▸ **Goal**
Leave out the images; return the rest of the data exactly.

________________

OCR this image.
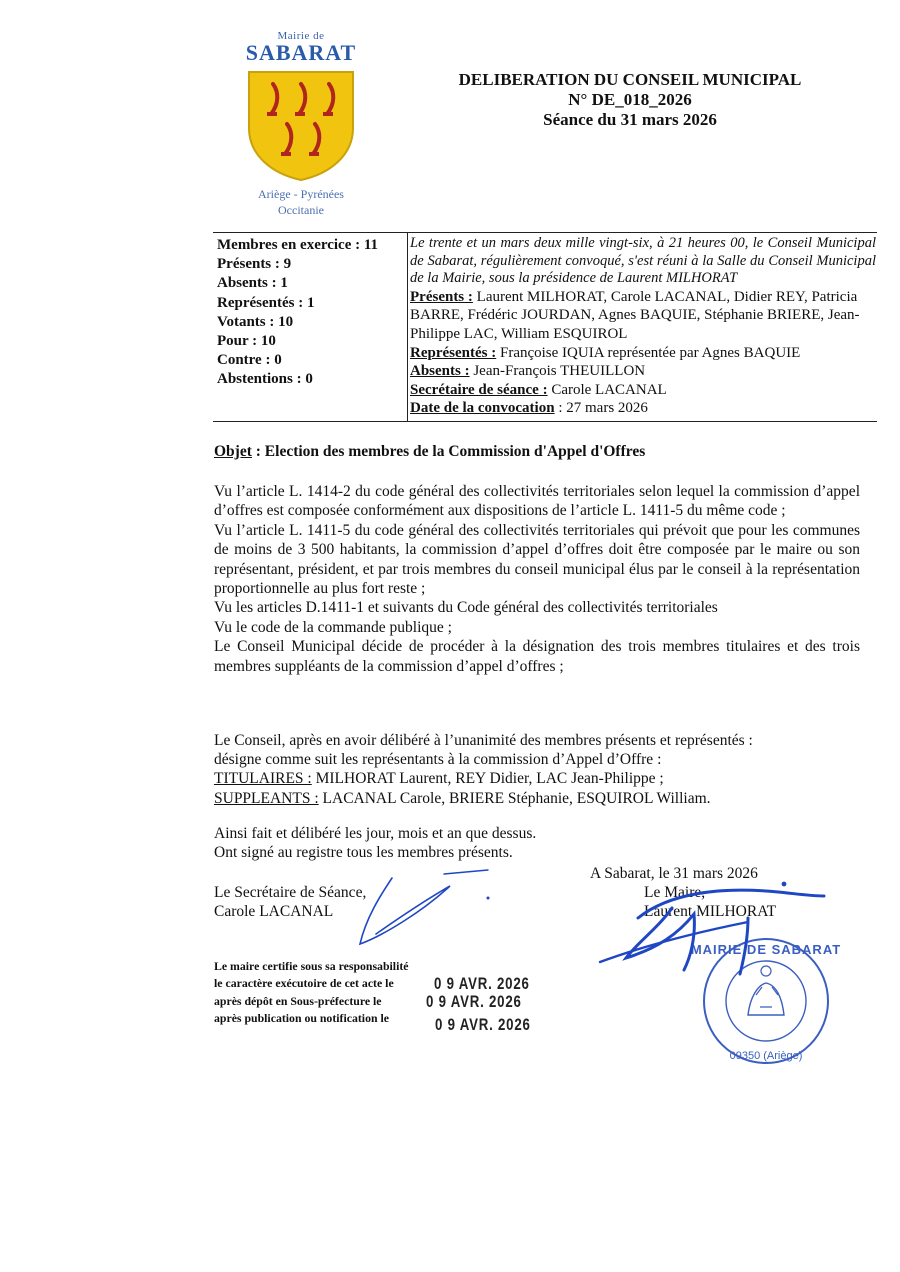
Mairie de
SABARAT
Ariège - Pyrénées
Occitanie
DELIBERATION DU CONSEIL MUNICIPAL
N° DE_018_2026
Séance du 31 mars 2026
Membres en exercice : 11
Présents : 9
Absents : 1
Représentés : 1
Votants : 10
Pour : 10
Contre : 0
Abstentions : 0
Le trente et un mars deux mille vingt-six, à 21 heures 00, le Conseil Municipal de Sabarat, régulièrement convoqué, s'est réuni à la Salle du Conseil Municipal de la Mairie, sous la présidence de Laurent MILHORAT
Présents : Laurent MILHORAT, Carole LACANAL, Didier REY, Patricia BARRE, Frédéric JOURDAN, Agnes BAQUIE, Stéphanie BRIERE, Jean-Philippe LAC, William ESQUIROL
Représentés : Françoise IQUIA représentée par Agnes BAQUIE
Absents : Jean-François THEUILLON
Secrétaire de séance : Carole LACANAL
Date de la convocation : 27 mars 2026
Objet : Election des membres de la Commission d'Appel d'Offres

Vu l’article L. 1414-2 du code général des collectivités territoriales selon lequel la commission d’appel d’offres est composée conformément aux dispositions de l’article L. 1411-5 du même code ;

Vu l’article L. 1411-5 du code général des collectivités territoriales qui prévoit que pour les communes de moins de 3 500 habitants, la commission d’appel d’offres doit être composée par le maire ou son représentant, président, et par trois membres du conseil municipal élus par le conseil à la représentation proportionnelle au plus fort reste ;

Vu les articles D.1411-1 et suivants du Code général des collectivités territoriales

Vu le code de la commande publique ;

Le Conseil Municipal décide de procéder à la désignation des trois membres titulaires et des trois membres suppléants de la commission d’appel d’offres ;

Le Conseil, après en avoir délibéré à l’unanimité des membres présents et représentés :

désigne comme suit les représentants à la commission d’Appel d’Offre :

TITULAIRES : MILHORAT Laurent, REY Didier, LAC Jean-Philippe ;

SUPPLEANTS : LACANAL Carole, BRIERE Stéphanie, ESQUIROL William.

Ainsi fait et délibéré les jour, mois et an que dessus.

Ont signé au registre tous les membres présents.

Le Secrétaire de Séance,
Carole LACANAL
A Sabarat, le 31 mars 2026
Le Maire,
Laurent MILHORAT
MAIRIE DE SABARAT
09350 (Ariège)
Le maire certifie sous sa responsabilité
le caractère exécutoire de cet acte le
après dépôt en Sous-préfecture le
après publication ou notification le
0 9 AVR. 2026
0 9 AVR. 2026
0 9 AVR. 2026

________________

▸ **Answer to the problem**
OCR this image.
Mairie de
SABARAT
Ariège - Pyrénées
Occitanie
DELIBERATION DU CONSEIL MUNICIPAL
N° DE_018_2026
Séance du 31 mars 2026
Membres en exercice : 11
Présents : 9
Absents : 1
Représentés : 1
Votants : 10
Pour : 10
Contre : 0
Abstentions : 0
Le trente et un mars deux mille vingt-six, à 21 heures 00, le Conseil Municipal de Sabarat, régulièrement convoqué, s'est réuni à la Salle du Conseil Municipal de la Mairie, sous la présidence de Laurent MILHORAT
Présents : Laurent MILHORAT, Carole LACANAL, Didier REY, Patricia BARRE, Frédéric JOURDAN, Agnes BAQUIE, Stéphanie BRIERE, Jean-Philippe LAC, William ESQUIROL
Représentés : Françoise IQUIA représentée par Agnes BAQUIE
Absents : Jean-François THEUILLON
Secrétaire de séance : Carole LACANAL
Date de la convocation : 27 mars 2026
Objet : Election des membres de la Commission d'Appel d'Offres

Vu l’article L. 1414-2 du code général des collectivités territoriales selon lequel la commission d’appel d’offres est composée conformément aux dispositions de l’article L. 1411-5 du même code ;

Vu l’article L. 1411-5 du code général des collectivités territoriales qui prévoit que pour les communes de moins de 3 500 habitants, la commission d’appel d’offres doit être composée par le maire ou son représentant, président, et par trois membres du conseil municipal élus par le conseil à la représentation proportionnelle au plus fort reste ;

Vu les articles D.1411-1 et suivants du Code général des collectivités territoriales

Vu le code de la commande publique ;

Le Conseil Municipal décide de procéder à la désignation des trois membres titulaires et des trois membres suppléants de la commission d’appel d’offres ;

Le Conseil, après en avoir délibéré à l’unanimité des membres présents et représentés :

désigne comme suit les représentants à la commission d’Appel d’Offre :

TITULAIRES : MILHORAT Laurent, REY Didier, LAC Jean-Philippe ;

SUPPLEANTS : LACANAL Carole, BRIERE Stéphanie, ESQUIROL William.

Ainsi fait et délibéré les jour, mois et an que dessus.

Ont signé au registre tous les membres présents.

Le Secrétaire de Séance,
Carole LACANAL
A Sabarat, le 31 mars 2026
Le Maire,
Laurent MILHORAT
MAIRIE DE SABARAT
09350 (Ariège)
Le maire certifie sous sa responsabilité
le caractère exécutoire de cet acte le
après dépôt en Sous-préfecture le
après publication ou notification le
0 9 AVR. 2026
0 9 AVR. 2026
0 9 AVR. 2026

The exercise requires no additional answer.